Lay out the stretch of the listing from its first line through the line containing "marker-neues-schloss [904, 655, 915, 666]" as a Markdown table with the columns Row and Line, numbering each line and omitting any blank ones.

[BEGIN Data section]

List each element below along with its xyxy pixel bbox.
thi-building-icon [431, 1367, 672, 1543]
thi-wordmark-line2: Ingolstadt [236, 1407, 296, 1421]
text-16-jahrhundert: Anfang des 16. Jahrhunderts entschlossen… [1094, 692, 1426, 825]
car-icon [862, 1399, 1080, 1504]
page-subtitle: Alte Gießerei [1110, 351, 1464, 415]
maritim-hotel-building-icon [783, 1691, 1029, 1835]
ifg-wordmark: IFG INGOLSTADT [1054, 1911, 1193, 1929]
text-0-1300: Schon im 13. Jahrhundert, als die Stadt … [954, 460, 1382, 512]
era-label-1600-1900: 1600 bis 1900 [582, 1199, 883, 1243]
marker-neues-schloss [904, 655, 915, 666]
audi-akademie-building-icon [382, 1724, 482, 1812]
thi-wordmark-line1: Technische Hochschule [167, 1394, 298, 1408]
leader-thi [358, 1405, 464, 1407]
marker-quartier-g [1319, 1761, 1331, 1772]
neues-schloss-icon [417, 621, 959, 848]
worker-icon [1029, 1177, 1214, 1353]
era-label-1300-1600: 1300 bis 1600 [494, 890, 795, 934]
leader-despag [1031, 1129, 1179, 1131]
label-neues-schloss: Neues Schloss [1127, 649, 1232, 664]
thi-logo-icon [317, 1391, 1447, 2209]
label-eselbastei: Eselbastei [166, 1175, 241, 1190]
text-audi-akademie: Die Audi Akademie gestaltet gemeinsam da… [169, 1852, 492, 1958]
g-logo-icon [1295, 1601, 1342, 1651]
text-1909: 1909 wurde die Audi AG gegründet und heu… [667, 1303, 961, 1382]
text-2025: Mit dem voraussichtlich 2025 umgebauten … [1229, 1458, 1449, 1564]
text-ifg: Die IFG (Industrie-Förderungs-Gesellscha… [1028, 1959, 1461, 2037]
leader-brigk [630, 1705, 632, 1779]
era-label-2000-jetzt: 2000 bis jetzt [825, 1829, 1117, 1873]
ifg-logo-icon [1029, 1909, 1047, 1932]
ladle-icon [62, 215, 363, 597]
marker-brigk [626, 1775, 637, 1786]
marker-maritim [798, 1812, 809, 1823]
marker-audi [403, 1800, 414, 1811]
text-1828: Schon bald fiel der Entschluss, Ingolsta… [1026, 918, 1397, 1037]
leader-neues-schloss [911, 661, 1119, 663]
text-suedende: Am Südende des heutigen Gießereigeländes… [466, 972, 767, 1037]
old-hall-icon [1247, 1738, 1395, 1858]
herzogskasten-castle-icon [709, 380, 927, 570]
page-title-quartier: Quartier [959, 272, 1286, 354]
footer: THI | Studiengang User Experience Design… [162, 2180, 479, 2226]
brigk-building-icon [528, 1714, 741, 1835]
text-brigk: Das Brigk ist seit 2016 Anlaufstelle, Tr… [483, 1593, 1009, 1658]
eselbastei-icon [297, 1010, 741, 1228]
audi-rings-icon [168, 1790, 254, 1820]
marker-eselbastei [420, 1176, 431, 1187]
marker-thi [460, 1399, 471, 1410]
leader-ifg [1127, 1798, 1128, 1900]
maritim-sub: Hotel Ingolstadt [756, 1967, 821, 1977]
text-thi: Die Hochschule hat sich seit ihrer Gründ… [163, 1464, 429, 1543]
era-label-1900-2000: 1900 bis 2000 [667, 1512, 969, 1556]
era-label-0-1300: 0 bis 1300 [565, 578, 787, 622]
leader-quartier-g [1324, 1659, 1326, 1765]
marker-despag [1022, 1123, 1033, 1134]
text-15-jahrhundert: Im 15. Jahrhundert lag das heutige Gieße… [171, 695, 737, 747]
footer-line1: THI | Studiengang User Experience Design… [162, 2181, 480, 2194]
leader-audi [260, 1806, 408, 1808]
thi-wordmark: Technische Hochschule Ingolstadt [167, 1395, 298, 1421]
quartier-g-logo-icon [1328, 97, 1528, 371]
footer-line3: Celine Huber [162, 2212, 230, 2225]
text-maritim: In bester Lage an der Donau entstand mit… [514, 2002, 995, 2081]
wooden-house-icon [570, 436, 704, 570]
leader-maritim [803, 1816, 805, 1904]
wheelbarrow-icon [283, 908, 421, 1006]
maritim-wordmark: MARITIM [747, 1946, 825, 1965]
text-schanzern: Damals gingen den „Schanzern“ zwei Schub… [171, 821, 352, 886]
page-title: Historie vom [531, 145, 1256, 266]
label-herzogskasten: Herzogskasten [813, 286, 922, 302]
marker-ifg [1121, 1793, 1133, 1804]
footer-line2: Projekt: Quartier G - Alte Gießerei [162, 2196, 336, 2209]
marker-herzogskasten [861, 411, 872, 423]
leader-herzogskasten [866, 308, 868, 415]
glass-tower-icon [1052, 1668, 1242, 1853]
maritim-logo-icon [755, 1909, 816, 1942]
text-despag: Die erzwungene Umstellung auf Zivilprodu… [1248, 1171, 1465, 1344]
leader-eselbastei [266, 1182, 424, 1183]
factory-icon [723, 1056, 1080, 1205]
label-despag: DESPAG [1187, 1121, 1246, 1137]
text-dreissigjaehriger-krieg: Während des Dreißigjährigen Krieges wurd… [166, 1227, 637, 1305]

[END Data section]

Exercise result —
| Row | Line |
|---|---|
| 1 | List each element below along with its xyxy pixel bbox. |
| 2 | thi-building-icon [431, 1367, 672, 1543] |
| 3 | thi-wordmark-line2: Ingolstadt [236, 1407, 296, 1421] |
| 4 | text-16-jahrhundert: Anfang des 16. Jahrhunderts entschlossen… [1094, 692, 1426, 825] |
| 5 | car-icon [862, 1399, 1080, 1504] |
| 6 | page-subtitle: Alte Gießerei [1110, 351, 1464, 415] |
| 7 | maritim-hotel-building-icon [783, 1691, 1029, 1835] |
| 8 | ifg-wordmark: IFG INGOLSTADT [1054, 1911, 1193, 1929] |
| 9 | text-0-1300: Schon im 13. Jahrhundert, als die Stadt … [954, 460, 1382, 512] |
| 10 | era-label-1600-1900: 1600 bis 1900 [582, 1199, 883, 1243] |
| 11 | marker-neues-schloss [904, 655, 915, 666] |